> EXERCISE BRIEF
Pictures in the records should not be copied, but every other part must be repeated exactly.

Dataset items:
-- Begin --

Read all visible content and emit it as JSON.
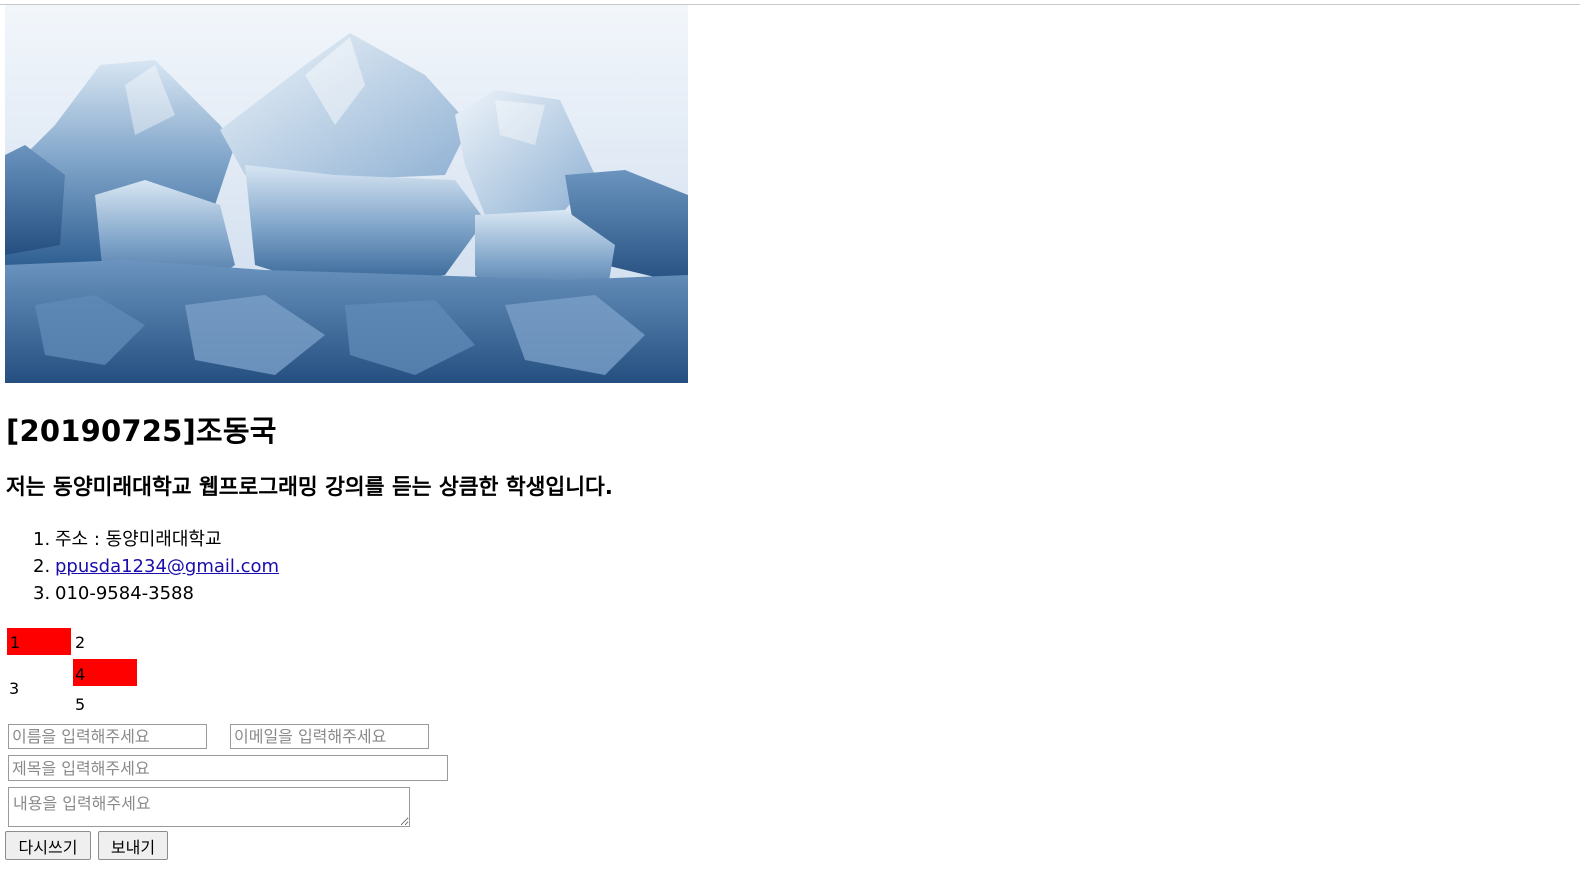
{
  "title": "[20190725]조동국",
  "subtitle": "저는 동양미래대학교 웹프로그래밍 강의를 듣는 상큼한 학생입니다.",
  "info_list": [
    {
      "num": "1.",
      "text": "주소 : 동양미래대학교"
    },
    {
      "num": "2.",
      "text": "ppusda1234@gmail.com"
    },
    {
      "num": "3.",
      "text": "010-9584-3588"
    }
  ],
  "table_cells": [
    "1",
    "2",
    "3",
    "4",
    "5"
  ],
  "form": {
    "name_placeholder": "이름을 입력해주세요",
    "email_placeholder": "이메일을 입력해주세요",
    "subject_placeholder": "제목을 입력해주세요",
    "content_placeholder": "내용을 입력해주세요",
    "reset_label": "다시쓰기",
    "submit_label": "보내기"
  },
  "colors": {
    "highlight": "#ff0000",
    "link": "#1a0dab"
  }
}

-- End --

> EXERCISE ANSWER
Read all visible content and emit it as JSON.
{
  "title": "[20190725]조동국",
  "subtitle": "저는 동양미래대학교 웹프로그래밍 강의를 듣는 상큼한 학생입니다.",
  "info_list": [
    {
      "num": "1.",
      "text": "주소 : 동양미래대학교"
    },
    {
      "num": "2.",
      "text": "ppusda1234@gmail.com"
    },
    {
      "num": "3.",
      "text": "010-9584-3588"
    }
  ],
  "table_cells": [
    "1",
    "2",
    "3",
    "4",
    "5"
  ],
  "form": {
    "name_placeholder": "이름을 입력해주세요",
    "email_placeholder": "이메일을 입력해주세요",
    "subject_placeholder": "제목을 입력해주세요",
    "content_placeholder": "내용을 입력해주세요",
    "reset_label": "다시쓰기",
    "submit_label": "보내기"
  },
  "colors": {
    "highlight": "#ff0000",
    "link": "#1a0dab"
  }
}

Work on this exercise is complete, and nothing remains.